INSTRUCTION
Only the pictures stay out; every record is to be quoted exactly.

Raw records:
-------------------------
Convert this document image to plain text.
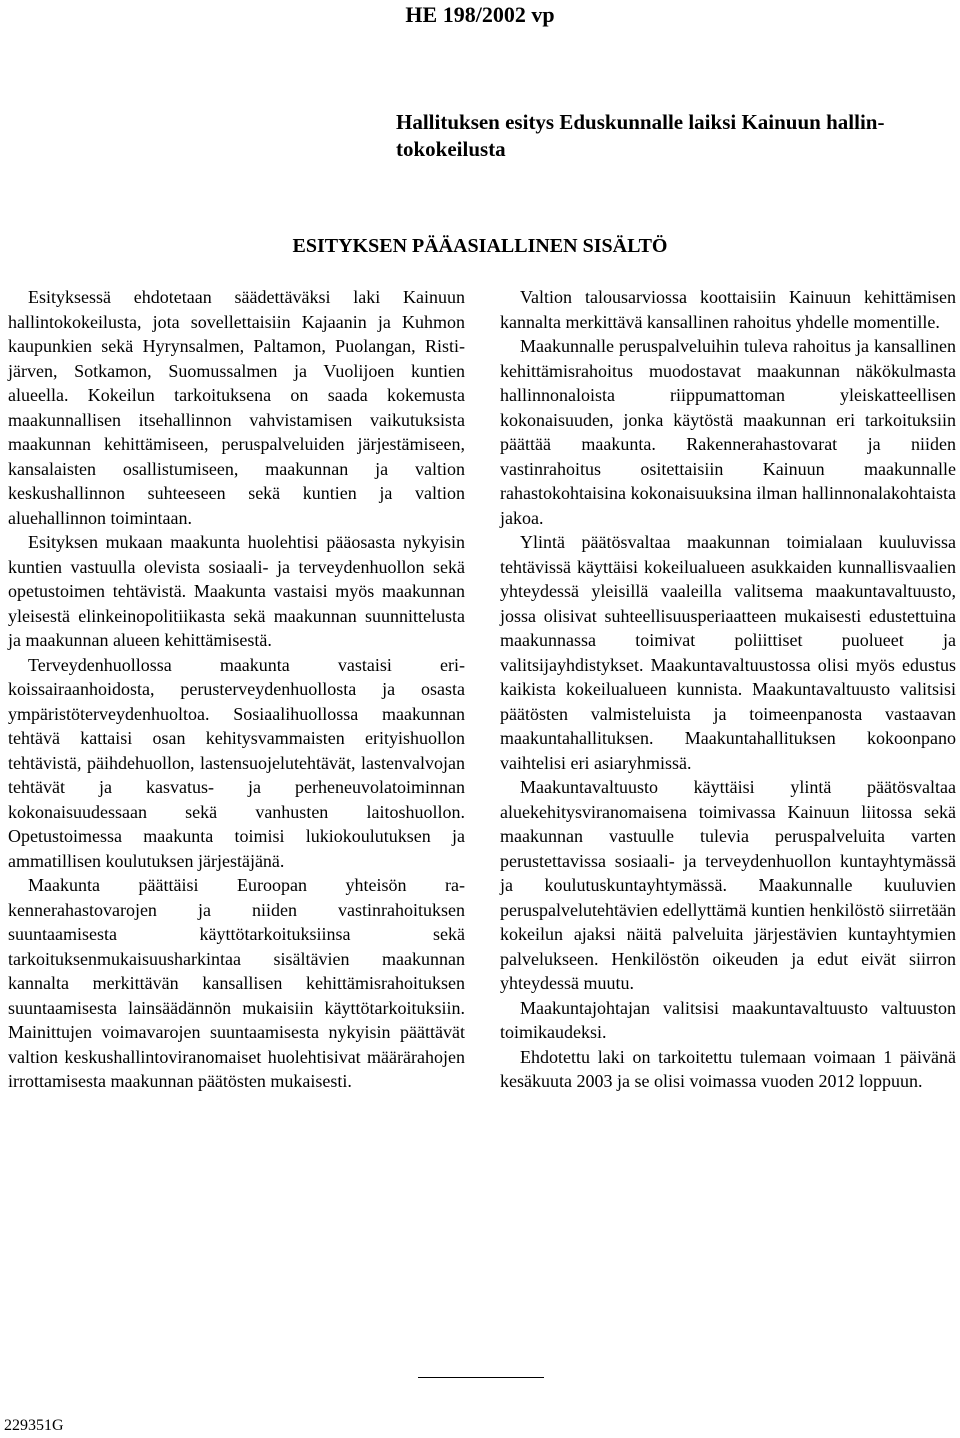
HE 198/2002 vp
Hallituksen esitys Eduskunnalle laiksi Kainuun hallintokokeilusta
ESITYKSEN PÄÄASIALLINEN SISÄLTÖ

Esityksessä ehdotetaan säädettäväksi laki Kainuun hallintokokeilusta, jota sovellettaisiin Kajaanin ja Kuhmon kaupunkien sekä Hyrynsalmen, Paltamon, Puolangan, Ristijärven, Sotkamon, Suomussalmen ja Vuolijoen kuntien alueella. Kokeilun tarkoituksena on saada kokemusta maakunnallisen itsehallinnon vahvistamisen vaikutuksista maakunnan kehittämiseen, peruspalveluiden järjestämiseen, kansalaisten osallistumiseen, maakunnan ja valtion keskushallinnon suhteeseen sekä kuntien ja valtion aluehallinnon toimintaan.

Esityksen mukaan maakunta huolehtisi pääosasta nykyisin kuntien vastuulla olevista sosiaali- ja terveydenhuollon sekä opetustoimen tehtävistä. Maakunta vastaisi myös maakunnan yleisestä elinkeinopolitiikasta sekä maakunnan suunnittelusta ja maakunnan alueen kehittämisestä.

Terveydenhuollossa maakunta vastaisi erikoissairaanhoidosta, perusterveydenhuollosta ja osasta ympäristöterveydenhuoltoa. Sosiaalihuollossa maakunnan tehtävä kattaisi osan kehitysvammaisten erityishuollon tehtävistä, päihdehuollon, lastensuojelutehtävät, lastenvalvojan tehtävät ja kasvatus- ja perheneuvolatoiminnan kokonaisuudessaan sekä vanhusten laitoshuollon. Opetustoimessa maakunta toimisi lukiokoulutuksen ja ammatillisen koulutuksen järjestäjänä.

Maakunta päättäisi Euroopan yhteisön rakennerahastovarojen ja niiden vastinrahoituksen suuntaamisesta käyttötarkoituksiinsa sekä tarkoituksenmukaisuusharkintaa sisältävien maakunnan kannalta merkittävän kansallisen kehittämisrahoituksen suuntaamisesta lainsäädännön mukaisiin käyttötarkoituksiin. Mainittujen voimavarojen suuntaamisesta nykyisin päättävät valtion keskushallintoviranomaiset huolehtisivat määrärahojen irrottamisesta maakunnan päätösten mukaisesti.

Valtion talousarviossa koottaisiin Kainuun kehittämisen kannalta merkittävä kansallinen rahoitus yhdelle momentille.

Maakunnalle peruspalveluihin tuleva rahoitus ja kansallinen kehittämisrahoitus muodostavat maakunnan näkökulmasta hallinnonaloista riippumattoman yleiskatteellisen kokonaisuuden, jonka käytöstä maakunnan eri tarkoituksiin päättää maakunta. Rakennerahastovarat ja niiden vastinrahoitus ositettaisiin Kainuun maakunnalle rahastokohtaisina kokonaisuuksina ilman hallinnonalakohtaista jakoa.

Ylintä päätösvaltaa maakunnan toimialaan kuuluvissa tehtävissä käyttäisi kokeilualueen asukkaiden kunnallisvaalien yhteydessä yleisillä vaaleilla valitsema maakuntavaltuusto, jossa olisivat suhteellisuusperiaatteen mukaisesti edustettuina maakunnassa toimivat poliittiset puolueet ja valitsijayhdistykset. Maakuntavaltuustossa olisi myös edustus kaikista kokeilualueen kunnista. Maakuntavaltuusto valitsisi päätösten valmisteluista ja toimeenpanosta vastaavan maakuntahallituksen. Maakuntahallituksen kokoonpano vaihtelisi eri asiaryhmissä.

Maakuntavaltuusto käyttäisi ylintä päätösvaltaa aluekehitysviranomaisena toimivassa Kainuun liitossa sekä maakunnan vastuulle tulevia peruspalveluita varten perustettavissa sosiaali- ja terveydenhuollon kuntayhtymässä ja koulutuskuntayhtymässä. Maakunnalle kuuluvien peruspalvelutehtävien edellyttämä kuntien henkilöstö siirretään kokeilun ajaksi näitä palveluita järjestävien kuntayhtymien palvelukseen. Henkilöstön oikeuden ja edut eivät siirron yhteydessä muutu.

Maakuntajohtajan valitsisi maakuntavaltuusto valtuuston toimikaudeksi.

Ehdotettu laki on tarkoitettu tulemaan voimaan 1 päivänä kesäkuuta 2003 ja se olisi voimassa vuoden 2012 loppuun.

229351G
-------------------------
SOLUTION
Convert this document image to plain text.
HE 198/2002 vp
Hallituksen esitys Eduskunnalle laiksi Kainuun hallintokokeilusta
ESITYKSEN PÄÄASIALLINEN SISÄLTÖ

Esityksessä ehdotetaan säädettäväksi laki Kainuun hallintokokeilusta, jota sovellettaisiin Kajaanin ja Kuhmon kaupunkien sekä Hyrynsalmen, Paltamon, Puolangan, Ristijärven, Sotkamon, Suomussalmen ja Vuolijoen kuntien alueella. Kokeilun tarkoituksena on saada kokemusta maakunnallisen itsehallinnon vahvistamisen vaikutuksista maakunnan kehittämiseen, peruspalveluiden järjestämiseen, kansalaisten osallistumiseen, maakunnan ja valtion keskushallinnon suhteeseen sekä kuntien ja valtion aluehallinnon toimintaan.

Esityksen mukaan maakunta huolehtisi pääosasta nykyisin kuntien vastuulla olevista sosiaali- ja terveydenhuollon sekä opetustoimen tehtävistä. Maakunta vastaisi myös maakunnan yleisestä elinkeinopolitiikasta sekä maakunnan suunnittelusta ja maakunnan alueen kehittämisestä.

Terveydenhuollossa maakunta vastaisi erikoissairaanhoidosta, perusterveydenhuollosta ja osasta ympäristöterveydenhuoltoa. Sosiaalihuollossa maakunnan tehtävä kattaisi osan kehitysvammaisten erityishuollon tehtävistä, päihdehuollon, lastensuojelutehtävät, lastenvalvojan tehtävät ja kasvatus- ja perheneuvolatoiminnan kokonaisuudessaan sekä vanhusten laitoshuollon. Opetustoimessa maakunta toimisi lukiokoulutuksen ja ammatillisen koulutuksen järjestäjänä.

Maakunta päättäisi Euroopan yhteisön rakennerahastovarojen ja niiden vastinrahoituksen suuntaamisesta käyttötarkoituksiinsa sekä tarkoituksenmukaisuusharkintaa sisältävien maakunnan kannalta merkittävän kansallisen kehittämisrahoituksen suuntaamisesta lainsäädännön mukaisiin käyttötarkoituksiin. Mainittujen voimavarojen suuntaamisesta nykyisin päättävät valtion keskushallintoviranomaiset huolehtisivat määrärahojen irrottamisesta maakunnan päätösten mukaisesti.

Valtion talousarviossa koottaisiin Kainuun kehittämisen kannalta merkittävä kansallinen rahoitus yhdelle momentille.

Maakunnalle peruspalveluihin tuleva rahoitus ja kansallinen kehittämisrahoitus muodostavat maakunnan näkökulmasta hallinnonaloista riippumattoman yleiskatteellisen kokonaisuuden, jonka käytöstä maakunnan eri tarkoituksiin päättää maakunta. Rakennerahastovarat ja niiden vastinrahoitus ositettaisiin Kainuun maakunnalle rahastokohtaisina kokonaisuuksina ilman hallinnonalakohtaista jakoa.

Ylintä päätösvaltaa maakunnan toimialaan kuuluvissa tehtävissä käyttäisi kokeilualueen asukkaiden kunnallisvaalien yhteydessä yleisillä vaaleilla valitsema maakuntavaltuusto, jossa olisivat suhteellisuusperiaatteen mukaisesti edustettuina maakunnassa toimivat poliittiset puolueet ja valitsijayhdistykset. Maakuntavaltuustossa olisi myös edustus kaikista kokeilualueen kunnista. Maakuntavaltuusto valitsisi päätösten valmisteluista ja toimeenpanosta vastaavan maakuntahallituksen. Maakuntahallituksen kokoonpano vaihtelisi eri asiaryhmissä.

Maakuntavaltuusto käyttäisi ylintä päätösvaltaa aluekehitysviranomaisena toimivassa Kainuun liitossa sekä maakunnan vastuulle tulevia peruspalveluita varten perustettavissa sosiaali- ja terveydenhuollon kuntayhtymässä ja koulutuskuntayhtymässä. Maakunnalle kuuluvien peruspalvelutehtävien edellyttämä kuntien henkilöstö siirretään kokeilun ajaksi näitä palveluita järjestävien kuntayhtymien palvelukseen. Henkilöstön oikeuden ja edut eivät siirron yhteydessä muutu.

Maakuntajohtajan valitsisi maakuntavaltuusto valtuuston toimikaudeksi.

Ehdotettu laki on tarkoitettu tulemaan voimaan 1 päivänä kesäkuuta 2003 ja se olisi voimassa vuoden 2012 loppuun.

229351G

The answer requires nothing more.